*SUPPLIED MATERIAL:*
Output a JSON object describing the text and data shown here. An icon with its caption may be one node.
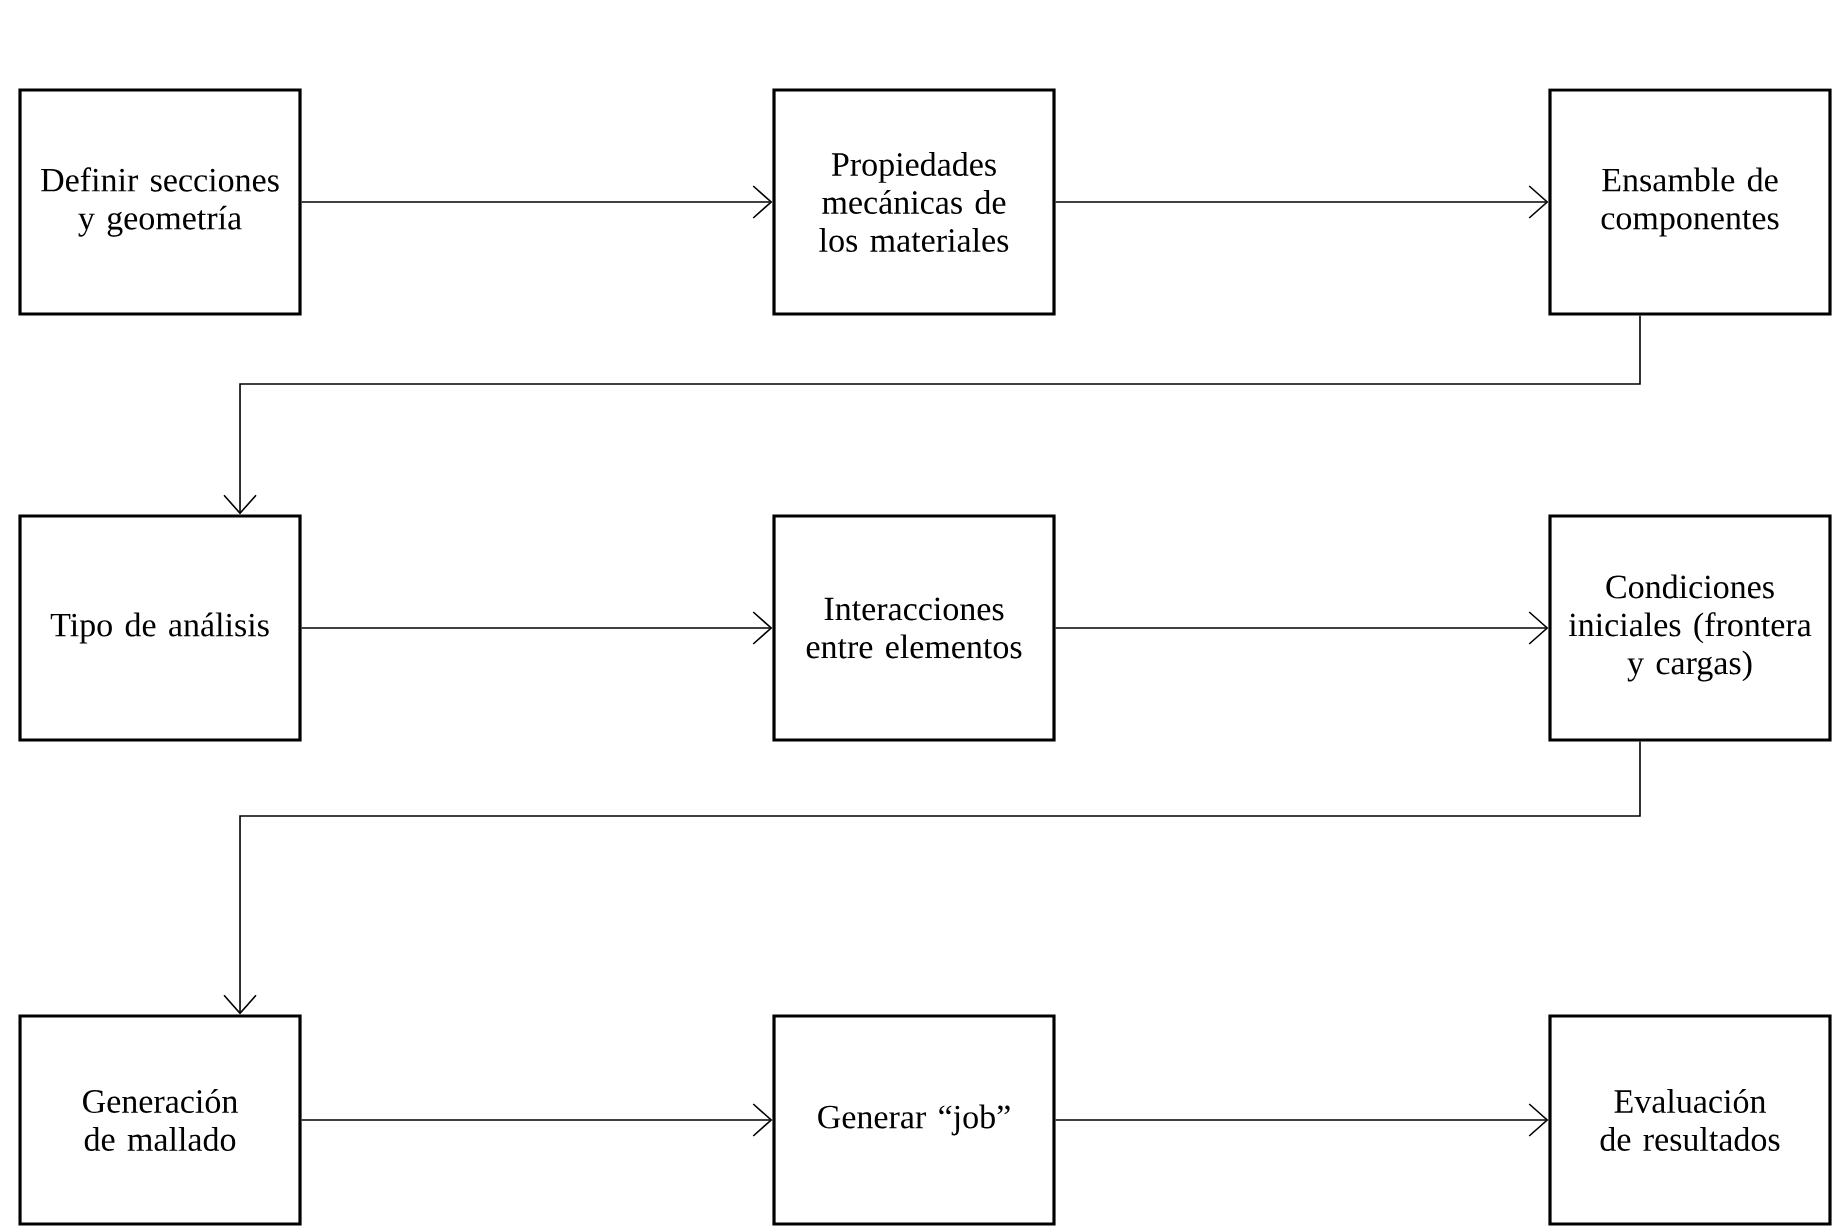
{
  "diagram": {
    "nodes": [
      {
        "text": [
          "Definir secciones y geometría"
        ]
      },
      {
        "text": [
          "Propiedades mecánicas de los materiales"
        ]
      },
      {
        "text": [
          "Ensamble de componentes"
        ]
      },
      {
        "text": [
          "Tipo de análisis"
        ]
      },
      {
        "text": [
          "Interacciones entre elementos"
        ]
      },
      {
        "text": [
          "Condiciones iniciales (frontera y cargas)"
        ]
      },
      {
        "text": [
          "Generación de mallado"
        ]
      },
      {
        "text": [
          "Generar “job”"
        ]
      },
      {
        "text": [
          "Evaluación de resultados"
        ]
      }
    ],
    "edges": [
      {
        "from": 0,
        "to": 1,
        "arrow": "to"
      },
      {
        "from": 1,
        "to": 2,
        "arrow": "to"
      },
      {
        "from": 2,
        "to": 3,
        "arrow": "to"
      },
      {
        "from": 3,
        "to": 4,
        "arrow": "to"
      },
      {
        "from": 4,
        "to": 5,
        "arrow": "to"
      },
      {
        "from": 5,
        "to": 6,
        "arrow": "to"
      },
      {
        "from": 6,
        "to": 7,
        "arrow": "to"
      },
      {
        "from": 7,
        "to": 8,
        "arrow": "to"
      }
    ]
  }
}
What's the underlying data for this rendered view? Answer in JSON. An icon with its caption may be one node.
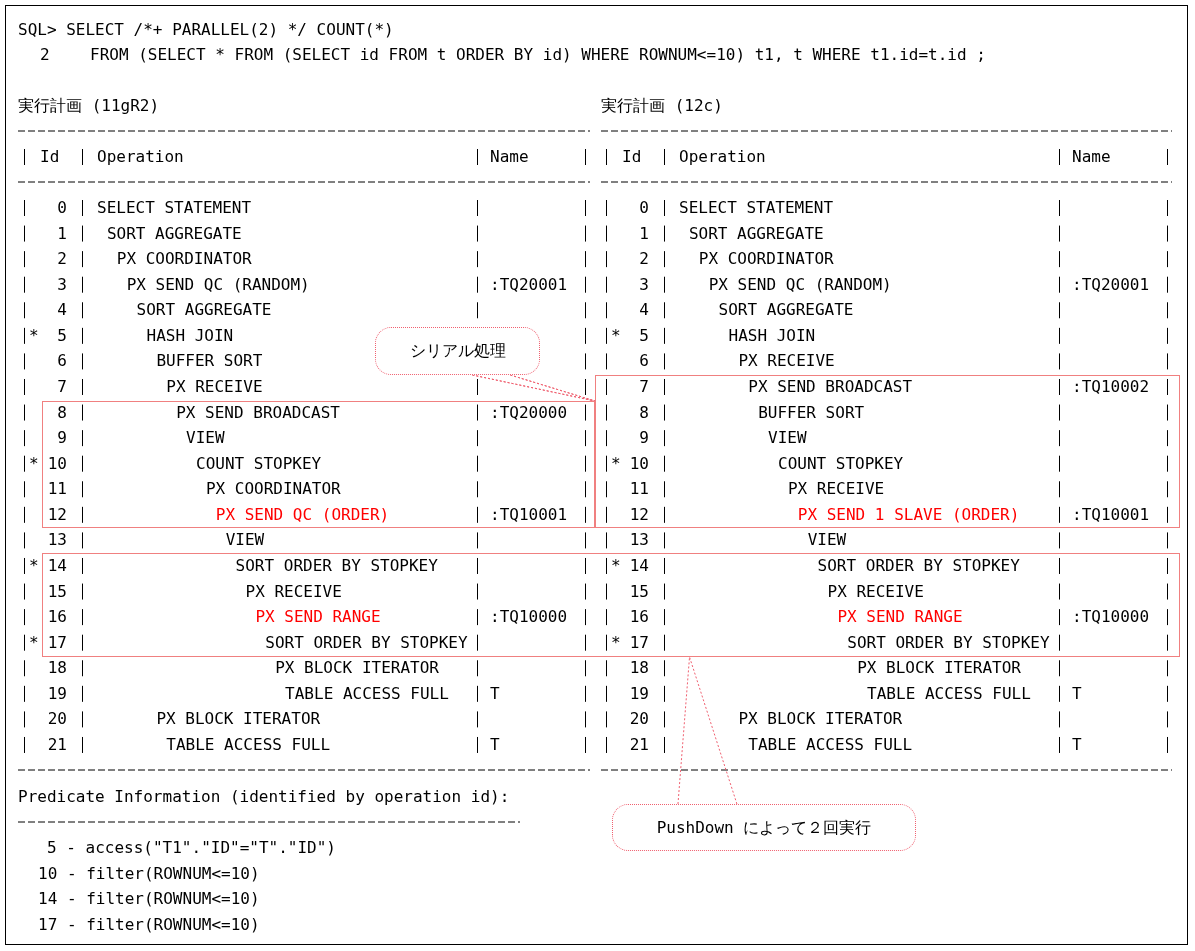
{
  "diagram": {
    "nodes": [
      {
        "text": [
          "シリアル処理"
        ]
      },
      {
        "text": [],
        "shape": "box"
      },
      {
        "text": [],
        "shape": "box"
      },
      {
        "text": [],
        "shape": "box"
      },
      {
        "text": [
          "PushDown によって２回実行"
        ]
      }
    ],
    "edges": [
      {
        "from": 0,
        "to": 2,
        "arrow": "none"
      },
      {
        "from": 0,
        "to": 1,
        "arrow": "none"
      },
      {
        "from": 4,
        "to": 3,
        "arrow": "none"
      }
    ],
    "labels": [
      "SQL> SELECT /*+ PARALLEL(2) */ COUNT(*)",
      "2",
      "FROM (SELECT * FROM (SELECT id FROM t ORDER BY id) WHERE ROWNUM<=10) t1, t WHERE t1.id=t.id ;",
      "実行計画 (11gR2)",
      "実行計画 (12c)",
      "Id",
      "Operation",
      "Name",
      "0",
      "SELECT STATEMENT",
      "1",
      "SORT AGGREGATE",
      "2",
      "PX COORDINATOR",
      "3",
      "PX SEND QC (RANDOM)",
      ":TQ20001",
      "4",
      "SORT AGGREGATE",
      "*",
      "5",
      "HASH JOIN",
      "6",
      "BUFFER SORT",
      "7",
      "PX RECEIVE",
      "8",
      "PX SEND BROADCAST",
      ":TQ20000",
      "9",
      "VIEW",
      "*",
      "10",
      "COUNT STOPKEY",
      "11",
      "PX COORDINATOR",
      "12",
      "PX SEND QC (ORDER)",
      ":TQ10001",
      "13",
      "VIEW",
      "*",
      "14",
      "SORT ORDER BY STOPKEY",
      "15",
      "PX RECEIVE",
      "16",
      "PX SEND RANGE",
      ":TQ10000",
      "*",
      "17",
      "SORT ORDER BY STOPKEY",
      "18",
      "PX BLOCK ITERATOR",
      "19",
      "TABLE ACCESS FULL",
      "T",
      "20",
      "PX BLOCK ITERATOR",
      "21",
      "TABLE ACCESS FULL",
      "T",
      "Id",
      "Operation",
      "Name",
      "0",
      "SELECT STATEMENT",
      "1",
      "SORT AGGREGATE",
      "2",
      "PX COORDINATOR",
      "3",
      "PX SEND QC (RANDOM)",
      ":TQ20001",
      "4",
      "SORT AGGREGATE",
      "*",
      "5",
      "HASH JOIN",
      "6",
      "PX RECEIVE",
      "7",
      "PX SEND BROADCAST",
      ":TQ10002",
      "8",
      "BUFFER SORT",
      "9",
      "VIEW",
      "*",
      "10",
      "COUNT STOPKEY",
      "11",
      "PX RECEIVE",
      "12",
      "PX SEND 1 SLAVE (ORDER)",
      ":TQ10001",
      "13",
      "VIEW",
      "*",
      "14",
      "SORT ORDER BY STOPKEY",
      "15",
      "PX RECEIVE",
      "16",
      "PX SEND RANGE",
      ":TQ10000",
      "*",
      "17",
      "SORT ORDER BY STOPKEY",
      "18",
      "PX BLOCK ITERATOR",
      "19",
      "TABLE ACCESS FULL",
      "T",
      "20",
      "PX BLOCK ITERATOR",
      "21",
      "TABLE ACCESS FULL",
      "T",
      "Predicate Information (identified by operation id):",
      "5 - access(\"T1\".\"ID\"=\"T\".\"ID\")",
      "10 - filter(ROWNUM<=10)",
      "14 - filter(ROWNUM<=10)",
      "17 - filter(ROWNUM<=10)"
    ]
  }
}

*PROBLEM REQUIREMENTS:*
Return each line exactly as written. Any picture gets left out.

*RESULT OF THIS EXERCISE:*
Output a JSON object describing the text and data shown here. An icon with its caption may be one node.
{
  "diagram": {
    "nodes": [
      {
        "text": [
          "Definir secciones y geometría"
        ]
      },
      {
        "text": [
          "Propiedades mecánicas de los materiales"
        ]
      },
      {
        "text": [
          "Ensamble de componentes"
        ]
      },
      {
        "text": [
          "Tipo de análisis"
        ]
      },
      {
        "text": [
          "Interacciones entre elementos"
        ]
      },
      {
        "text": [
          "Condiciones iniciales (frontera y cargas)"
        ]
      },
      {
        "text": [
          "Generación de mallado"
        ]
      },
      {
        "text": [
          "Generar “job”"
        ]
      },
      {
        "text": [
          "Evaluación de resultados"
        ]
      }
    ],
    "edges": [
      {
        "from": 0,
        "to": 1,
        "arrow": "to"
      },
      {
        "from": 1,
        "to": 2,
        "arrow": "to"
      },
      {
        "from": 2,
        "to": 3,
        "arrow": "to"
      },
      {
        "from": 3,
        "to": 4,
        "arrow": "to"
      },
      {
        "from": 4,
        "to": 5,
        "arrow": "to"
      },
      {
        "from": 5,
        "to": 6,
        "arrow": "to"
      },
      {
        "from": 6,
        "to": 7,
        "arrow": "to"
      },
      {
        "from": 7,
        "to": 8,
        "arrow": "to"
      }
    ]
  }
}
What's the underlying data for this rendered view? Answer in JSON. An icon with its caption may be one node.
{
  "diagram": {
    "nodes": [
      {
        "text": [
          "シリアル処理"
        ]
      },
      {
        "text": [],
        "shape": "box"
      },
      {
        "text": [],
        "shape": "box"
      },
      {
        "text": [],
        "shape": "box"
      },
      {
        "text": [
          "PushDown によって２回実行"
        ]
      }
    ],
    "edges": [
      {
        "from": 0,
        "to": 2,
        "arrow": "none"
      },
      {
        "from": 0,
        "to": 1,
        "arrow": "none"
      },
      {
        "from": 4,
        "to": 3,
        "arrow": "none"
      }
    ],
    "labels": [
      "SQL> SELECT /*+ PARALLEL(2) */ COUNT(*)",
      "2",
      "FROM (SELECT * FROM (SELECT id FROM t ORDER BY id) WHERE ROWNUM<=10) t1, t WHERE t1.id=t.id ;",
      "実行計画 (11gR2)",
      "実行計画 (12c)",
      "Id",
      "Operation",
      "Name",
      "0",
      "SELECT STATEMENT",
      "1",
      "SORT AGGREGATE",
      "2",
      "PX COORDINATOR",
      "3",
      "PX SEND QC (RANDOM)",
      ":TQ20001",
      "4",
      "SORT AGGREGATE",
      "*",
      "5",
      "HASH JOIN",
      "6",
      "BUFFER SORT",
      "7",
      "PX RECEIVE",
      "8",
      "PX SEND BROADCAST",
      ":TQ20000",
      "9",
      "VIEW",
      "*",
      "10",
      "COUNT STOPKEY",
      "11",
      "PX COORDINATOR",
      "12",
      "PX SEND QC (ORDER)",
      ":TQ10001",
      "13",
      "VIEW",
      "*",
      "14",
      "SORT ORDER BY STOPKEY",
      "15",
      "PX RECEIVE",
      "16",
      "PX SEND RANGE",
      ":TQ10000",
      "*",
      "17",
      "SORT ORDER BY STOPKEY",
      "18",
      "PX BLOCK ITERATOR",
      "19",
      "TABLE ACCESS FULL",
      "T",
      "20",
      "PX BLOCK ITERATOR",
      "21",
      "TABLE ACCESS FULL",
      "T",
      "Id",
      "Operation",
      "Name",
      "0",
      "SELECT STATEMENT",
      "1",
      "SORT AGGREGATE",
      "2",
      "PX COORDINATOR",
      "3",
      "PX SEND QC (RANDOM)",
      ":TQ20001",
      "4",
      "SORT AGGREGATE",
      "*",
      "5",
      "HASH JOIN",
      "6",
      "PX RECEIVE",
      "7",
      "PX SEND BROADCAST",
      ":TQ10002",
      "8",
      "BUFFER SORT",
      "9",
      "VIEW",
      "*",
      "10",
      "COUNT STOPKEY",
      "11",
      "PX RECEIVE",
      "12",
      "PX SEND 1 SLAVE (ORDER)",
      ":TQ10001",
      "13",
      "VIEW",
      "*",
      "14",
      "SORT ORDER BY STOPKEY",
      "15",
      "PX RECEIVE",
      "16",
      "PX SEND RANGE",
      ":TQ10000",
      "*",
      "17",
      "SORT ORDER BY STOPKEY",
      "18",
      "PX BLOCK ITERATOR",
      "19",
      "TABLE ACCESS FULL",
      "T",
      "20",
      "PX BLOCK ITERATOR",
      "21",
      "TABLE ACCESS FULL",
      "T",
      "Predicate Information (identified by operation id):",
      "5 - access(\"T1\".\"ID\"=\"T\".\"ID\")",
      "10 - filter(ROWNUM<=10)",
      "14 - filter(ROWNUM<=10)",
      "17 - filter(ROWNUM<=10)"
    ]
  }
}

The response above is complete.